┏━━
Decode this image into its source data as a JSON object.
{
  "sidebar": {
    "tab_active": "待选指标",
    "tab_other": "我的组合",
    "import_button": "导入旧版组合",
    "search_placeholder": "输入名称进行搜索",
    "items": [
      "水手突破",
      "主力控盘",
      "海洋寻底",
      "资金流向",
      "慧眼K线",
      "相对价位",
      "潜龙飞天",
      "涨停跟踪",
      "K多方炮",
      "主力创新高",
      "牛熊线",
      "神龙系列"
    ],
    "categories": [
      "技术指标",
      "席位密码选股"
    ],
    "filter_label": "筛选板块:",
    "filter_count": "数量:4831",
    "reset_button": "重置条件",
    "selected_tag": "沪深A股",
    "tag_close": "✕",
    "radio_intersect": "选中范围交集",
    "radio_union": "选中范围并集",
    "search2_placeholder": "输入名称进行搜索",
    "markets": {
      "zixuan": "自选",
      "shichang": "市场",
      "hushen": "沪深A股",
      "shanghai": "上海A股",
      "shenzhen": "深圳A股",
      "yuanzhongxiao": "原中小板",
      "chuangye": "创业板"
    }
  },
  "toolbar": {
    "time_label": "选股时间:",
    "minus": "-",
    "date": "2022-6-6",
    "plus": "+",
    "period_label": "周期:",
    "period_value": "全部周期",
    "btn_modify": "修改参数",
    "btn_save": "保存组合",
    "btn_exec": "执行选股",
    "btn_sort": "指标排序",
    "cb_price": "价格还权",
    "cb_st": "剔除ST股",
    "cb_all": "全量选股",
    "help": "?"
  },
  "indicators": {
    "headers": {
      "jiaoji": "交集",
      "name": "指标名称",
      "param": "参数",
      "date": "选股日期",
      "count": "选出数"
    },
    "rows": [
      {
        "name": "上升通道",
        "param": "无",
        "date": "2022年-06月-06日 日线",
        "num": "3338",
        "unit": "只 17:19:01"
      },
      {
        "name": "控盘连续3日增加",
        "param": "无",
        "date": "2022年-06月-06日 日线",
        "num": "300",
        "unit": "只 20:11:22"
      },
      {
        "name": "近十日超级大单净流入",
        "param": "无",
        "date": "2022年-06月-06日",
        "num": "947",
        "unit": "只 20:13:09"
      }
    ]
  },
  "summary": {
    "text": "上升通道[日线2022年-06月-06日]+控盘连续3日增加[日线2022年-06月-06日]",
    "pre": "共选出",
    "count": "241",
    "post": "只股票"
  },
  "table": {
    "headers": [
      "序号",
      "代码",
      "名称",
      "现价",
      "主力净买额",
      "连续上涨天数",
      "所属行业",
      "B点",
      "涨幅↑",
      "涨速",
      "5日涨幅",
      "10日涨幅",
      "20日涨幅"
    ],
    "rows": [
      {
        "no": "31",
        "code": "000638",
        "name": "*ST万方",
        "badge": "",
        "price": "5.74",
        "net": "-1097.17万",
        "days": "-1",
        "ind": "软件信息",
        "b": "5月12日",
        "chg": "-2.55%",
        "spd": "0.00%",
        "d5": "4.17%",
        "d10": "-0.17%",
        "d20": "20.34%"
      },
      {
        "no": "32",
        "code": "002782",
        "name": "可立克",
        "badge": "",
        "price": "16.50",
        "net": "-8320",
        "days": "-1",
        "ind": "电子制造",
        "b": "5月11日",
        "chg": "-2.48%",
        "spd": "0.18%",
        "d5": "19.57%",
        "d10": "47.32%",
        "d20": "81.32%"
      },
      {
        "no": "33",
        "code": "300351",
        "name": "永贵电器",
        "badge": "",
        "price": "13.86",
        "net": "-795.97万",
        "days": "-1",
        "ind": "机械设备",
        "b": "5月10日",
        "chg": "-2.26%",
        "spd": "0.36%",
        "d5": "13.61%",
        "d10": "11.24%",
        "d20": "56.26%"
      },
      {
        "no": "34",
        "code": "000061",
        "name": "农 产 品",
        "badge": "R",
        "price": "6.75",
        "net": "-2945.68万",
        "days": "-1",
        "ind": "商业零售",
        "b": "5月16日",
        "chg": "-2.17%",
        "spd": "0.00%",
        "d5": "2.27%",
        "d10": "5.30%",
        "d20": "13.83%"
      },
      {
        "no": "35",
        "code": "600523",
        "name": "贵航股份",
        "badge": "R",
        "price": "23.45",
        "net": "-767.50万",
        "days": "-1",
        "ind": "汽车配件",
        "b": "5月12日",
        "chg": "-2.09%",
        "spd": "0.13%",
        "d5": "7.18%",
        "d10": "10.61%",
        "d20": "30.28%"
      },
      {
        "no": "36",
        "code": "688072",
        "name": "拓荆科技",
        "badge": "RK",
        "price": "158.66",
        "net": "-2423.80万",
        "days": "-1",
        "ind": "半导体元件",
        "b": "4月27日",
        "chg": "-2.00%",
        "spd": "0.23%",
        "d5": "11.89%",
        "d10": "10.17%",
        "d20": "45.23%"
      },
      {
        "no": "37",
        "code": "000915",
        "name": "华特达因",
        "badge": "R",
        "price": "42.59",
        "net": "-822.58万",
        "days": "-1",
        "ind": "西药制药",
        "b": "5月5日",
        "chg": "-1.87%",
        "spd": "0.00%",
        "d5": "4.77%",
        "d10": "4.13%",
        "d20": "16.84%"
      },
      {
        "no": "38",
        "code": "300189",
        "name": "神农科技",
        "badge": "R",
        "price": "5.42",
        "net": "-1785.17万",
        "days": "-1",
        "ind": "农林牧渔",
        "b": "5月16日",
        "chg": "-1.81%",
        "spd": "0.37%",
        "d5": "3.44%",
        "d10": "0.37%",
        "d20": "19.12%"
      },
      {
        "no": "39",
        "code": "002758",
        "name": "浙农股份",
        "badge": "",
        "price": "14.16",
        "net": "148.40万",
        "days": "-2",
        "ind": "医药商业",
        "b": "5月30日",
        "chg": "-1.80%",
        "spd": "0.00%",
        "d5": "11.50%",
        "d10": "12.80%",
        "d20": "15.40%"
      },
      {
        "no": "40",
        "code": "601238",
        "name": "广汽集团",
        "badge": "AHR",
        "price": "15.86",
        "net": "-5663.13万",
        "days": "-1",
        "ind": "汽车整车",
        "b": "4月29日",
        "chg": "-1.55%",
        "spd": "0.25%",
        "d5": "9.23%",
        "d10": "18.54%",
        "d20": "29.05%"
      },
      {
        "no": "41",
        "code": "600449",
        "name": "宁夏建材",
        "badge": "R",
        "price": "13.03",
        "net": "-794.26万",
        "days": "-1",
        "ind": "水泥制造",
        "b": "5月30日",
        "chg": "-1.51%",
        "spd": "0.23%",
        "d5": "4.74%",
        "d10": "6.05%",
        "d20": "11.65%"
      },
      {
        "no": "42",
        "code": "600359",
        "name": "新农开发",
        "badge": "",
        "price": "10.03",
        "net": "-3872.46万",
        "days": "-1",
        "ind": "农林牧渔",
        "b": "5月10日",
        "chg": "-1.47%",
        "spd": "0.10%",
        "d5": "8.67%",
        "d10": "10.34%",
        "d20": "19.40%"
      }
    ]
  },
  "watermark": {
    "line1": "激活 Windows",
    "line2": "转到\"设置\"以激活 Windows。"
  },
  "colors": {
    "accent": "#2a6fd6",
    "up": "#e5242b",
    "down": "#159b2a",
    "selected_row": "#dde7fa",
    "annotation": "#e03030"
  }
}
┗━━
WHAT THE TASK REQUIRES: The full set of records should be duplicated exactly.

RESPONSE:
Decode this image into its source data as a JSON object.
{
  "sidebar": {
    "tab_active": "待选指标",
    "tab_other": "我的组合",
    "import_button": "导入旧版组合",
    "search_placeholder": "输入名称进行搜索",
    "items": [
      "水手突破",
      "主力控盘",
      "海洋寻底",
      "资金流向",
      "慧眼K线",
      "相对价位",
      "潜龙飞天",
      "涨停跟踪",
      "K多方炮",
      "主力创新高",
      "牛熊线",
      "神龙系列"
    ],
    "categories": [
      "技术指标",
      "席位密码选股"
    ],
    "filter_label": "筛选板块:",
    "filter_count": "数量:4831",
    "reset_button": "重置条件",
    "selected_tag": "沪深A股",
    "tag_close": "✕",
    "radio_intersect": "选中范围交集",
    "radio_union": "选中范围并集",
    "search2_placeholder": "输入名称进行搜索",
    "markets": {
      "zixuan": "自选",
      "shichang": "市场",
      "hushen": "沪深A股",
      "shanghai": "上海A股",
      "shenzhen": "深圳A股",
      "yuanzhongxiao": "原中小板",
      "chuangye": "创业板"
    }
  },
  "toolbar": {
    "time_label": "选股时间:",
    "minus": "-",
    "date": "2022-6-6",
    "plus": "+",
    "period_label": "周期:",
    "period_value": "全部周期",
    "btn_modify": "修改参数",
    "btn_save": "保存组合",
    "btn_exec": "执行选股",
    "btn_sort": "指标排序",
    "cb_price": "价格还权",
    "cb_st": "剔除ST股",
    "cb_all": "全量选股",
    "help": "?"
  },
  "indicators": {
    "headers": {
      "jiaoji": "交集",
      "name": "指标名称",
      "param": "参数",
      "date": "选股日期",
      "count": "选出数"
    },
    "rows": [
      {
        "name": "上升通道",
        "param": "无",
        "date": "2022年-06月-06日 日线",
        "num": "3338",
        "unit": "只 17:19:01"
      },
      {
        "name": "控盘连续3日增加",
        "param": "无",
        "date": "2022年-06月-06日 日线",
        "num": "300",
        "unit": "只 20:11:22"
      },
      {
        "name": "近十日超级大单净流入",
        "param": "无",
        "date": "2022年-06月-06日",
        "num": "947",
        "unit": "只 20:13:09"
      }
    ]
  },
  "summary": {
    "text": "上升通道[日线2022年-06月-06日]+控盘连续3日增加[日线2022年-06月-06日]",
    "pre": "共选出",
    "count": "241",
    "post": "只股票"
  },
  "table": {
    "headers": [
      "序号",
      "代码",
      "名称",
      "现价",
      "主力净买额",
      "连续上涨天数",
      "所属行业",
      "B点",
      "涨幅↑",
      "涨速",
      "5日涨幅",
      "10日涨幅",
      "20日涨幅"
    ],
    "rows": [
      {
        "no": "31",
        "code": "000638",
        "name": "*ST万方",
        "badge": "",
        "price": "5.74",
        "net": "-1097.17万",
        "days": "-1",
        "ind": "软件信息",
        "b": "5月12日",
        "chg": "-2.55%",
        "spd": "0.00%",
        "d5": "4.17%",
        "d10": "-0.17%",
        "d20": "20.34%"
      },
      {
        "no": "32",
        "code": "002782",
        "name": "可立克",
        "badge": "",
        "price": "16.50",
        "net": "-8320",
        "days": "-1",
        "ind": "电子制造",
        "b": "5月11日",
        "chg": "-2.48%",
        "spd": "0.18%",
        "d5": "19.57%",
        "d10": "47.32%",
        "d20": "81.32%"
      },
      {
        "no": "33",
        "code": "300351",
        "name": "永贵电器",
        "badge": "",
        "price": "13.86",
        "net": "-795.97万",
        "days": "-1",
        "ind": "机械设备",
        "b": "5月10日",
        "chg": "-2.26%",
        "spd": "0.36%",
        "d5": "13.61%",
        "d10": "11.24%",
        "d20": "56.26%"
      },
      {
        "no": "34",
        "code": "000061",
        "name": "农 产 品",
        "badge": "R",
        "price": "6.75",
        "net": "-2945.68万",
        "days": "-1",
        "ind": "商业零售",
        "b": "5月16日",
        "chg": "-2.17%",
        "spd": "0.00%",
        "d5": "2.27%",
        "d10": "5.30%",
        "d20": "13.83%"
      },
      {
        "no": "35",
        "code": "600523",
        "name": "贵航股份",
        "badge": "R",
        "price": "23.45",
        "net": "-767.50万",
        "days": "-1",
        "ind": "汽车配件",
        "b": "5月12日",
        "chg": "-2.09%",
        "spd": "0.13%",
        "d5": "7.18%",
        "d10": "10.61%",
        "d20": "30.28%"
      },
      {
        "no": "36",
        "code": "688072",
        "name": "拓荆科技",
        "badge": "RK",
        "price": "158.66",
        "net": "-2423.80万",
        "days": "-1",
        "ind": "半导体元件",
        "b": "4月27日",
        "chg": "-2.00%",
        "spd": "0.23%",
        "d5": "11.89%",
        "d10": "10.17%",
        "d20": "45.23%"
      },
      {
        "no": "37",
        "code": "000915",
        "name": "华特达因",
        "badge": "R",
        "price": "42.59",
        "net": "-822.58万",
        "days": "-1",
        "ind": "西药制药",
        "b": "5月5日",
        "chg": "-1.87%",
        "spd": "0.00%",
        "d5": "4.77%",
        "d10": "4.13%",
        "d20": "16.84%"
      },
      {
        "no": "38",
        "code": "300189",
        "name": "神农科技",
        "badge": "R",
        "price": "5.42",
        "net": "-1785.17万",
        "days": "-1",
        "ind": "农林牧渔",
        "b": "5月16日",
        "chg": "-1.81%",
        "spd": "0.37%",
        "d5": "3.44%",
        "d10": "0.37%",
        "d20": "19.12%"
      },
      {
        "no": "39",
        "code": "002758",
        "name": "浙农股份",
        "badge": "",
        "price": "14.16",
        "net": "148.40万",
        "days": "-2",
        "ind": "医药商业",
        "b": "5月30日",
        "chg": "-1.80%",
        "spd": "0.00%",
        "d5": "11.50%",
        "d10": "12.80%",
        "d20": "15.40%"
      },
      {
        "no": "40",
        "code": "601238",
        "name": "广汽集团",
        "badge": "AHR",
        "price": "15.86",
        "net": "-5663.13万",
        "days": "-1",
        "ind": "汽车整车",
        "b": "4月29日",
        "chg": "-1.55%",
        "spd": "0.25%",
        "d5": "9.23%",
        "d10": "18.54%",
        "d20": "29.05%"
      },
      {
        "no": "41",
        "code": "600449",
        "name": "宁夏建材",
        "badge": "R",
        "price": "13.03",
        "net": "-794.26万",
        "days": "-1",
        "ind": "水泥制造",
        "b": "5月30日",
        "chg": "-1.51%",
        "spd": "0.23%",
        "d5": "4.74%",
        "d10": "6.05%",
        "d20": "11.65%"
      },
      {
        "no": "42",
        "code": "600359",
        "name": "新农开发",
        "badge": "",
        "price": "10.03",
        "net": "-3872.46万",
        "days": "-1",
        "ind": "农林牧渔",
        "b": "5月10日",
        "chg": "-1.47%",
        "spd": "0.10%",
        "d5": "8.67%",
        "d10": "10.34%",
        "d20": "19.40%"
      }
    ]
  },
  "watermark": {
    "line1": "激活 Windows",
    "line2": "转到\"设置\"以激活 Windows。"
  },
  "colors": {
    "accent": "#2a6fd6",
    "up": "#e5242b",
    "down": "#159b2a",
    "selected_row": "#dde7fa",
    "annotation": "#e03030"
  }
}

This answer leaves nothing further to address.